La entrada de Morsi al palacio presidencial representa el ascenso de una nueva clase social en Egipto, vetada hasta hace poco del ejercicio de cualquier resorte de poder.
Morsi se impuso por apenas 3 puntos porcentuales a Ahmed Shafiq, el último 1er. ministro de Hosni Mubarak, y considerado el candidato preferido de la Junta Militar en las elecciones presidenciales celebradas los pasados días 16 y 17 de junio.
Tras la jura formal, el flamante presidente egipcio se comprometió con el "renacimiento de una nación fuerte, con su pueblo, su historia, sus instituciones y su corte constitucional".
Morsi elogió, a pesar de que el Tribunal fue la instancia judicial que disolvió el Parlamento, la "independencia" y la "eficacia" del Tribunal Constitucional, prometió velar por su "libertad" y respetar sus veredictos.
Luego, Morsi se dirigió a la Universidad de El Cairo, donde él se graduó en ingeniería, para pronunciar su discurso de investidura en un auditorio repleto de personalidades. Entre ellas, Husein Tantaui, el presidente de la Junta Militar; y Kamal Ganzuri, el 1er. ministro saliente.
Allí, Morsi llevó a cabo su 3er. juramento en menos de 24 horas.
Debe recordarse que todo comenzó el viernes 29/06, en la plaza Tahrir, donde el aún Presidente electo se dio un "baño de masas".
En su nuevo mensaje, Morsi expresó su respeto a las Fuerzas Armadas, a las que agradeció su papel en la gestión del país durante la fase transitoria. Pero recordó que el Parlamento, disuelto tras una sentencia del Tribunal Constitucional, es quien detenta la soberanía popular.
"El ejército es el escudo del país, y volverá a ejercer sus funciones de proteger las fronteras y la seguridad nacional", proclamó ante la atenta mirada del mariscal Tantaui.
El futuro del Legislativo y los poderes del presidente Morsi se perfilan como la próxima batalla entre islamistas y militares.
Según la declaración constitucional suplementaria, la Junta Militar ostenta el poder legislativo, y posee el derecho de veto en el proceso de redacción de la Constitución y en las cuestiones relativas a la seguridad nacional.
Sin embargo, los islamistas no consideran legítimo el texto, y están dispuestos a recurrir a la presión popular para anularlo.

▶ Extractos de datos:
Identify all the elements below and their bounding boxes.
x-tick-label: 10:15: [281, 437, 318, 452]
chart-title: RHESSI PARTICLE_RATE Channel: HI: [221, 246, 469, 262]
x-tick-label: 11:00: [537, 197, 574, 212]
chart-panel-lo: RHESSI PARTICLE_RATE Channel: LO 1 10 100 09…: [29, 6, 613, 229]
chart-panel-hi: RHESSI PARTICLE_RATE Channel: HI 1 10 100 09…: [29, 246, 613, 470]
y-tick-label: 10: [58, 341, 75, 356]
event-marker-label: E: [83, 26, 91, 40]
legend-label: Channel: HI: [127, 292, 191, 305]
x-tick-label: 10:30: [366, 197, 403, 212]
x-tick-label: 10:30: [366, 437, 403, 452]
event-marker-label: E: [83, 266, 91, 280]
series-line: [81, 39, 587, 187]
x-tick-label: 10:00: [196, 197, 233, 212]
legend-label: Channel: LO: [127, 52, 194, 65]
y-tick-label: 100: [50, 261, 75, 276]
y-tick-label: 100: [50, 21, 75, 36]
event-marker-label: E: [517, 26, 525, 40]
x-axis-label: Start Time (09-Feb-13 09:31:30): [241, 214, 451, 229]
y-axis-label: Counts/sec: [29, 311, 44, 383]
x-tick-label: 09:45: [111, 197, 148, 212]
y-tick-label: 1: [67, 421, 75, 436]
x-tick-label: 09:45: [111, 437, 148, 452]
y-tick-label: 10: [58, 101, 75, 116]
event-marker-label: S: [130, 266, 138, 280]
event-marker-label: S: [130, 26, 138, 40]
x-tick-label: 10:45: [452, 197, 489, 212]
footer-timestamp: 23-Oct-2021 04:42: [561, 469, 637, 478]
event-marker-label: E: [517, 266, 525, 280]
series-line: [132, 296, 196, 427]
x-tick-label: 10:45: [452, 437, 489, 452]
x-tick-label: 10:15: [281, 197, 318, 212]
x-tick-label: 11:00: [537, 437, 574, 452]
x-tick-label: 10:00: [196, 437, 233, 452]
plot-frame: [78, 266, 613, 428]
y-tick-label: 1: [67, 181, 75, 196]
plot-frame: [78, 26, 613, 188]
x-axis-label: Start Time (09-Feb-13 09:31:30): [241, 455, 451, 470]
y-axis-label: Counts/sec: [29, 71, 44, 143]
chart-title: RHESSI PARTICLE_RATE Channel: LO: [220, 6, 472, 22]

▶ Instrucción de trabajo 1:
Según el fragmento sobre Morsi, ¿por cuántos puntos porcentuales le ganó Morsi a Ahmed Shafiq?
▶ Instrucción de trabajo 2:
Copia de nuevo la parte del fragmento sobre Morsi que empieza con "En su nuevo" y sigue hasta "la soberanía popular.", cambiando "fase transitoria" por "etapa de transición".

▶ Tu solución 1:
Por apenas 3 puntos porcentuales.

▶ Tu solución 2:
En su nuevo mensaje, Morsi expresó su respeto a las Fuerzas Armadas, a las que agradeció su papel en la gestión del país durante la etapa de transición. Pero recordó que el Parlamento, disuelto tras una sentencia del Tribunal Constitucional, es quien detenta la soberanía popular.